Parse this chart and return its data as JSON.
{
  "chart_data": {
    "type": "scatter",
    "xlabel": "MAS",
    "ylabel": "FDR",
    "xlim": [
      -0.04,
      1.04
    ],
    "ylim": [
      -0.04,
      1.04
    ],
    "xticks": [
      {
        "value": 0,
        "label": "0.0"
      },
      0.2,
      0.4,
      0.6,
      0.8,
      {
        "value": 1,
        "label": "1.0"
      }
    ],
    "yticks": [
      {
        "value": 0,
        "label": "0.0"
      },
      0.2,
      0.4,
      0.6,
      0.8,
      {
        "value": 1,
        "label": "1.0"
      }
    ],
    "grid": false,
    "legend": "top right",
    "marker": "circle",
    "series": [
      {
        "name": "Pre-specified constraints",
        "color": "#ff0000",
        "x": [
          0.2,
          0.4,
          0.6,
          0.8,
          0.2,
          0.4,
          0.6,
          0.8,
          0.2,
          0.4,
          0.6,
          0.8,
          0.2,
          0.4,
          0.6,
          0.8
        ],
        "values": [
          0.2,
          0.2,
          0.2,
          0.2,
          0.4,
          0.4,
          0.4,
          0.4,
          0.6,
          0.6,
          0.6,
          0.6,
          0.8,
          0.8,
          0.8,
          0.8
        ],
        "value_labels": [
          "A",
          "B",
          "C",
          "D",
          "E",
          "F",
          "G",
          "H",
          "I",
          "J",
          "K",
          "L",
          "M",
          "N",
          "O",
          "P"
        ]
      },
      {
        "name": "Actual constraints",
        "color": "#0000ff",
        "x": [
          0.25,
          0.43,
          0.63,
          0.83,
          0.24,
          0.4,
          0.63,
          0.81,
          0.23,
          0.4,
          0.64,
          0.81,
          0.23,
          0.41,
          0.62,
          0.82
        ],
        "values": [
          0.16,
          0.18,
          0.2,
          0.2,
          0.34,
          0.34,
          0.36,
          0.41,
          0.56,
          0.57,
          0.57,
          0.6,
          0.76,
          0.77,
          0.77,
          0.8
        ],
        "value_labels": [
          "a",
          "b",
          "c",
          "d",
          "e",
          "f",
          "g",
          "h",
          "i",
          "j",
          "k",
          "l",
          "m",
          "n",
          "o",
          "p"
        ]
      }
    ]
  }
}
----
AIM OF THE EXERCISE =
Print the material above once more, exactly.

EXERCISE SOLUTION =
Parse this chart and return its data as JSON.
{
  "chart_data": {
    "type": "scatter",
    "xlabel": "MAS",
    "ylabel": "FDR",
    "xlim": [
      -0.04,
      1.04
    ],
    "ylim": [
      -0.04,
      1.04
    ],
    "xticks": [
      {
        "value": 0,
        "label": "0.0"
      },
      0.2,
      0.4,
      0.6,
      0.8,
      {
        "value": 1,
        "label": "1.0"
      }
    ],
    "yticks": [
      {
        "value": 0,
        "label": "0.0"
      },
      0.2,
      0.4,
      0.6,
      0.8,
      {
        "value": 1,
        "label": "1.0"
      }
    ],
    "grid": false,
    "legend": "top right",
    "marker": "circle",
    "series": [
      {
        "name": "Pre-specified constraints",
        "color": "#ff0000",
        "x": [
          0.2,
          0.4,
          0.6,
          0.8,
          0.2,
          0.4,
          0.6,
          0.8,
          0.2,
          0.4,
          0.6,
          0.8,
          0.2,
          0.4,
          0.6,
          0.8
        ],
        "values": [
          0.2,
          0.2,
          0.2,
          0.2,
          0.4,
          0.4,
          0.4,
          0.4,
          0.6,
          0.6,
          0.6,
          0.6,
          0.8,
          0.8,
          0.8,
          0.8
        ],
        "value_labels": [
          "A",
          "B",
          "C",
          "D",
          "E",
          "F",
          "G",
          "H",
          "I",
          "J",
          "K",
          "L",
          "M",
          "N",
          "O",
          "P"
        ]
      },
      {
        "name": "Actual constraints",
        "color": "#0000ff",
        "x": [
          0.25,
          0.43,
          0.63,
          0.83,
          0.24,
          0.4,
          0.63,
          0.81,
          0.23,
          0.4,
          0.64,
          0.81,
          0.23,
          0.41,
          0.62,
          0.82
        ],
        "values": [
          0.16,
          0.18,
          0.2,
          0.2,
          0.34,
          0.34,
          0.36,
          0.41,
          0.56,
          0.57,
          0.57,
          0.6,
          0.76,
          0.77,
          0.77,
          0.8
        ],
        "value_labels": [
          "a",
          "b",
          "c",
          "d",
          "e",
          "f",
          "g",
          "h",
          "i",
          "j",
          "k",
          "l",
          "m",
          "n",
          "o",
          "p"
        ]
      }
    ]
  }
}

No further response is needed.